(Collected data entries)
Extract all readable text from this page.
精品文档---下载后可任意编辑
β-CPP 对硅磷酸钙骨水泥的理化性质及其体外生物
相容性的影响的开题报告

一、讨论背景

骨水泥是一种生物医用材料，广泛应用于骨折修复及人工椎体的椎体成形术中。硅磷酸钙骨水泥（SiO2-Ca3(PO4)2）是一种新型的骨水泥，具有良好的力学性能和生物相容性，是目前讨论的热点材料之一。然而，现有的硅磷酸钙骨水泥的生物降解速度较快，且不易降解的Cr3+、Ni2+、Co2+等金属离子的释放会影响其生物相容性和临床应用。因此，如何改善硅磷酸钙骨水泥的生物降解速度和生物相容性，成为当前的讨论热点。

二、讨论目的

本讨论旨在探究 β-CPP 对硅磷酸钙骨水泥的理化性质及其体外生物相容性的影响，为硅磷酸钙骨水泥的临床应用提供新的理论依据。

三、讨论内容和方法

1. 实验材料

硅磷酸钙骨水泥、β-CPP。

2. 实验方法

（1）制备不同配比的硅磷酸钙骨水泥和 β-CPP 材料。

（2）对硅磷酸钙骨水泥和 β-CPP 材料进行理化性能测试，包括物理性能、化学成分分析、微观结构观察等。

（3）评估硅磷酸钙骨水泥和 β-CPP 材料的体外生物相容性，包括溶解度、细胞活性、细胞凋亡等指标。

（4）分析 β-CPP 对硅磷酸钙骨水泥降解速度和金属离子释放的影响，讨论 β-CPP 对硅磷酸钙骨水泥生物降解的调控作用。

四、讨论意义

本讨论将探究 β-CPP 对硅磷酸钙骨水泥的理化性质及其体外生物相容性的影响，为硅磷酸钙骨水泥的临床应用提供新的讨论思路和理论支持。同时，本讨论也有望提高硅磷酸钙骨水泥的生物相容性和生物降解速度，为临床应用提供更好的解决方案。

:: Task objective ::
Select every line of the material above holding the word "对硅磷酸钙骨水泥的理化性质及其体外生物相容性的影响" and copy it.

:: Response ::
本讨论旨在探究 β-CPP 对硅磷酸钙骨水泥的理化性质及其体外生物相容性的影响，为硅磷酸钙骨水泥的临床应用提供新的理论依据。
本讨论将探究 β-CPP 对硅磷酸钙骨水泥的理化性质及其体外生物相容性的影响，为硅磷酸钙骨水泥的临床应用提供新的讨论思路和理论支持。同时，本讨论也有望提高硅磷酸钙骨水泥的生物相容性和生物降解速度，为临床应用提供更好的解决方案。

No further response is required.